■ Problem requirements ■
Quote the whole listing word for word. Do not include the pictures.

■ Stored records ■

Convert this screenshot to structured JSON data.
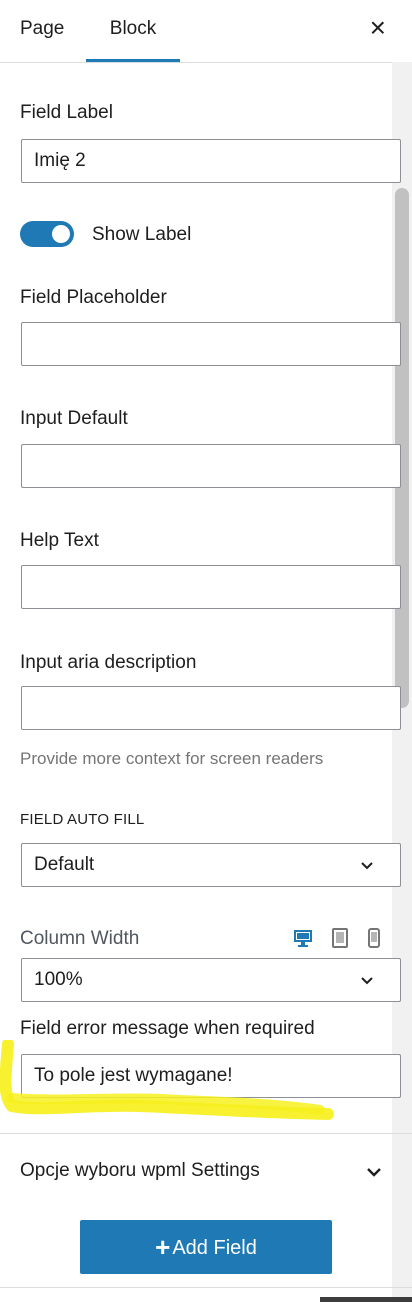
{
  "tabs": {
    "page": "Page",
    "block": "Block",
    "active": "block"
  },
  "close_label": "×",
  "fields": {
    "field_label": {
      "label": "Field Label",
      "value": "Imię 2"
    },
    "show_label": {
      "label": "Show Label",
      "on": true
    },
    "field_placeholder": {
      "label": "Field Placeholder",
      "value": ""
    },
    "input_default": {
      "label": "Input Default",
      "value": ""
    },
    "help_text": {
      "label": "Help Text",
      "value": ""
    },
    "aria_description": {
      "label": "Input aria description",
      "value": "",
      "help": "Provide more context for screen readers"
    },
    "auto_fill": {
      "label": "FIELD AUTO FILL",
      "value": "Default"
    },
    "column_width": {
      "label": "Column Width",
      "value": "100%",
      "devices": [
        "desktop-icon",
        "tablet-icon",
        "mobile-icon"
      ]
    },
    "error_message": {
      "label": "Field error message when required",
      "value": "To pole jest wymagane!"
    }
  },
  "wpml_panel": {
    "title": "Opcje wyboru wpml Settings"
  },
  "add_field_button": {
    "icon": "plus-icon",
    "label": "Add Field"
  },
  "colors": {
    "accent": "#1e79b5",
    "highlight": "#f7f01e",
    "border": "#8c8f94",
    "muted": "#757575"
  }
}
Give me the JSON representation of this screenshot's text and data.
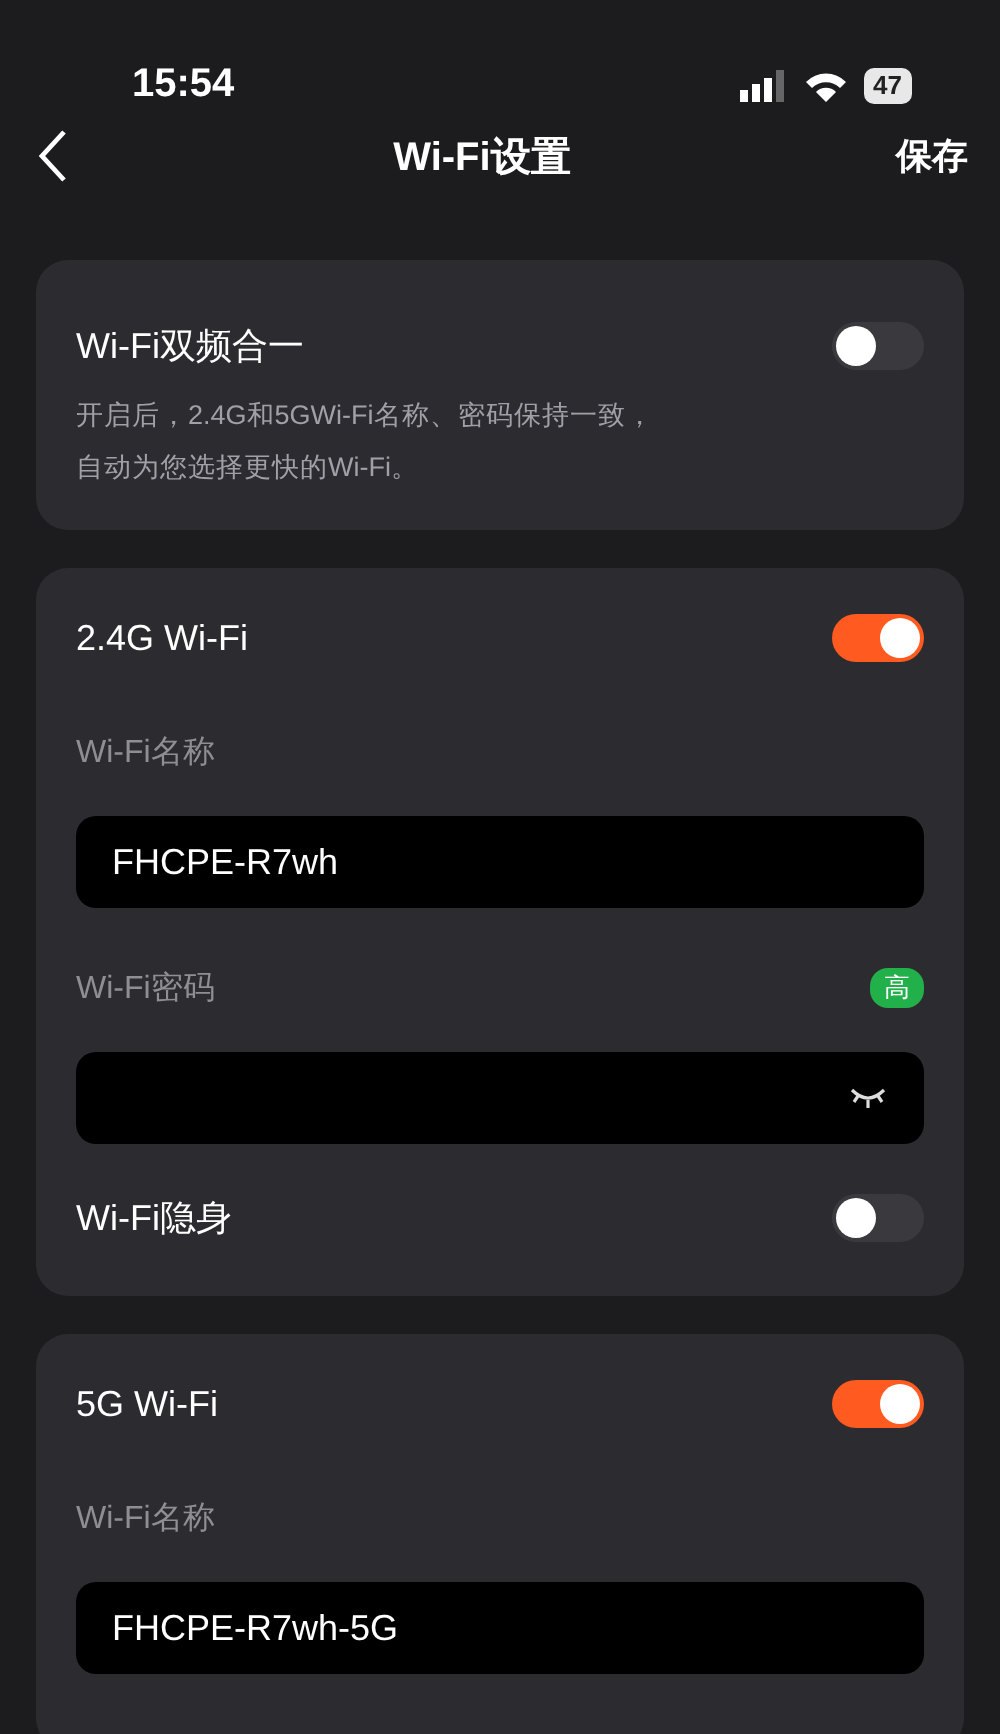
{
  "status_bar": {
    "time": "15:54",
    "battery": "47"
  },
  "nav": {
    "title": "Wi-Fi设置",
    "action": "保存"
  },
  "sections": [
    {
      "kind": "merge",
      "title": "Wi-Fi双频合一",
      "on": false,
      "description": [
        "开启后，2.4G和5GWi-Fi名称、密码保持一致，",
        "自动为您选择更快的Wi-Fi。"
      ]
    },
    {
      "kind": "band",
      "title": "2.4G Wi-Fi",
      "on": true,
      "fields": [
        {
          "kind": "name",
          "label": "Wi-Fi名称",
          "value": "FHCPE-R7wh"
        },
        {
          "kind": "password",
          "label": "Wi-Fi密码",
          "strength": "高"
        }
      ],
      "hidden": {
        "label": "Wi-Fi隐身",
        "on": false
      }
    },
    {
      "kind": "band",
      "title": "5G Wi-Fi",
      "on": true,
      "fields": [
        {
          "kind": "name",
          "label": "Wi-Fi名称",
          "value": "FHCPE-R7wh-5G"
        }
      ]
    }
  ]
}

■ Solved problem ■
Convert this screenshot to structured JSON data.
{
  "tabs": {
    "page": "Page",
    "block": "Block",
    "active": "block"
  },
  "close_label": "×",
  "fields": {
    "field_label": {
      "label": "Field Label",
      "value": "Imię 2"
    },
    "show_label": {
      "label": "Show Label",
      "on": true
    },
    "field_placeholder": {
      "label": "Field Placeholder",
      "value": ""
    },
    "input_default": {
      "label": "Input Default",
      "value": ""
    },
    "help_text": {
      "label": "Help Text",
      "value": ""
    },
    "aria_description": {
      "label": "Input aria description",
      "value": "",
      "help": "Provide more context for screen readers"
    },
    "auto_fill": {
      "label": "FIELD AUTO FILL",
      "value": "Default"
    },
    "column_width": {
      "label": "Column Width",
      "value": "100%",
      "devices": [
        "desktop-icon",
        "tablet-icon",
        "mobile-icon"
      ]
    },
    "error_message": {
      "label": "Field error message when required",
      "value": "To pole jest wymagane!"
    }
  },
  "wpml_panel": {
    "title": "Opcje wyboru wpml Settings"
  },
  "add_field_button": {
    "icon": "plus-icon",
    "label": "Add Field"
  },
  "colors": {
    "accent": "#1e79b5",
    "highlight": "#f7f01e",
    "border": "#8c8f94",
    "muted": "#757575"
  }
}
Give me the JSON representation of this screenshot's text and data.
{
  "status_bar": {
    "time": "15:54",
    "battery": "47"
  },
  "nav": {
    "title": "Wi-Fi设置",
    "action": "保存"
  },
  "sections": [
    {
      "kind": "merge",
      "title": "Wi-Fi双频合一",
      "on": false,
      "description": [
        "开启后，2.4G和5GWi-Fi名称、密码保持一致，",
        "自动为您选择更快的Wi-Fi。"
      ]
    },
    {
      "kind": "band",
      "title": "2.4G Wi-Fi",
      "on": true,
      "fields": [
        {
          "kind": "name",
          "label": "Wi-Fi名称",
          "value": "FHCPE-R7wh"
        },
        {
          "kind": "password",
          "label": "Wi-Fi密码",
          "strength": "高"
        }
      ],
      "hidden": {
        "label": "Wi-Fi隐身",
        "on": false
      }
    },
    {
      "kind": "band",
      "title": "5G Wi-Fi",
      "on": true,
      "fields": [
        {
          "kind": "name",
          "label": "Wi-Fi名称",
          "value": "FHCPE-R7wh-5G"
        }
      ]
    }
  ]
}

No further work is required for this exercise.